Dataset listings of figures:
---------------
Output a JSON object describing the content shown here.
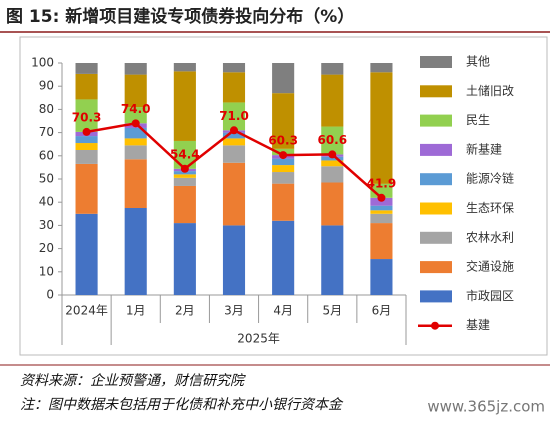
{
  "chart_data": {
    "type": "bar",
    "stacked": true,
    "title": "图 15:  新增项目建设专项债券投向分布（%）",
    "categories": [
      "2024年",
      "1月",
      "2月",
      "3月",
      "4月",
      "5月",
      "6月"
    ],
    "x_group_label": "2025年",
    "ylim": [
      0,
      100
    ],
    "yticks": [
      0,
      10,
      20,
      30,
      40,
      50,
      60,
      70,
      80,
      90,
      100
    ],
    "grid": false,
    "series": [
      {
        "name": "市政园区",
        "color": "#4472c4",
        "values": [
          35,
          37.5,
          31,
          30,
          32,
          30,
          15.5
        ]
      },
      {
        "name": "交通设施",
        "color": "#ed7d31",
        "values": [
          21.5,
          21,
          16,
          27,
          16,
          18.5,
          15.5
        ]
      },
      {
        "name": "农林水利",
        "color": "#a5a5a5",
        "values": [
          6,
          6,
          3.5,
          7.5,
          5,
          7,
          4
        ]
      },
      {
        "name": "生态环保",
        "color": "#ffc000",
        "values": [
          3,
          3,
          1.5,
          3,
          3,
          2.5,
          1.5
        ]
      },
      {
        "name": "能源冷链",
        "color": "#5b9bd5",
        "values": [
          3,
          4.5,
          1.4,
          2.5,
          2.8,
          1.6,
          2
        ]
      },
      {
        "name": "新基建",
        "color": "#9e6ad6",
        "values": [
          1.8,
          2,
          1,
          1,
          1.5,
          1,
          3.4
        ]
      },
      {
        "name": "民生",
        "color": "#92d050",
        "values": [
          14,
          7,
          12,
          12,
          2.7,
          12,
          6
        ]
      },
      {
        "name": "土储旧改",
        "color": "#bf9000",
        "values": [
          11,
          14,
          30,
          13,
          24,
          22.4,
          48.1
        ]
      },
      {
        "name": "其他",
        "color": "#7f7f7f",
        "values": [
          4.7,
          5,
          3.6,
          4,
          13,
          5,
          4
        ]
      },
      {
        "name": "基建",
        "color": "#e00000",
        "kind": "line",
        "values": [
          70.3,
          74.0,
          54.4,
          71.0,
          60.3,
          60.6,
          41.9
        ],
        "value_labels": [
          "70.3",
          "74.0",
          "54.4",
          "71.0",
          "60.3",
          "60.6",
          "41.9"
        ]
      }
    ]
  },
  "footer": {
    "source": "资料来源：企业预警通，财信研究院",
    "note": "注：图中数据未包括用于化债和补充中小银行资本金",
    "watermark": "www.365jz.com"
  }
}
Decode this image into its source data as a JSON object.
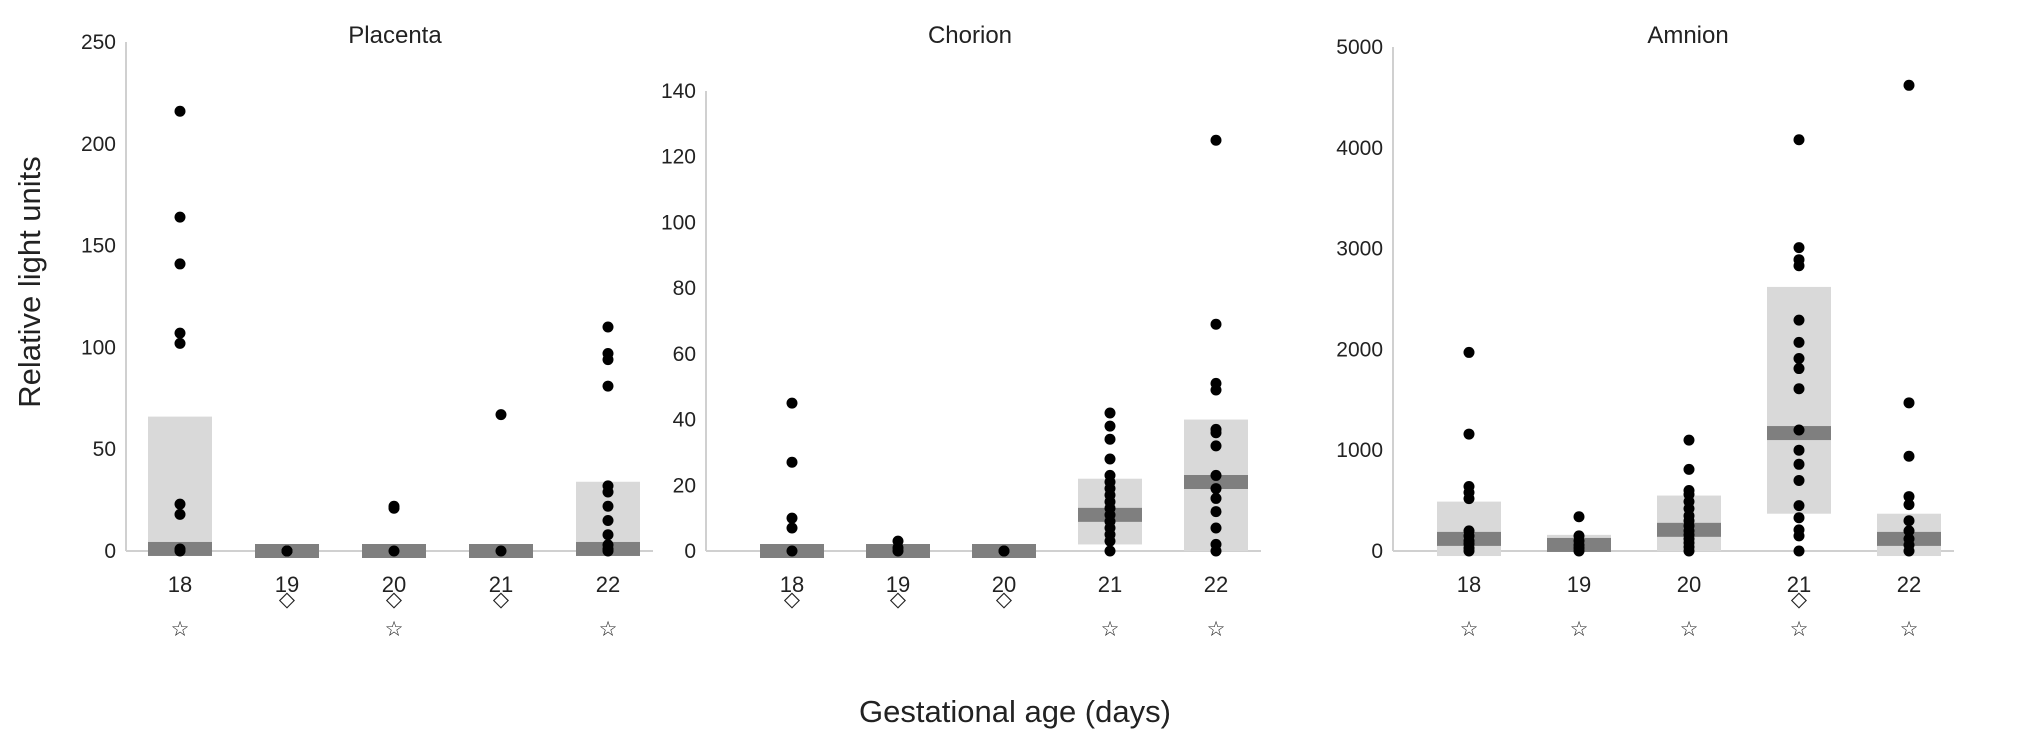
---------------
[Written instruction]: In the listing, find each line with the string "object" and copy it.

[Solution to the exercise]:
Output a JSON object describing the content shown here.
Decode this image into its source data as a JSON object.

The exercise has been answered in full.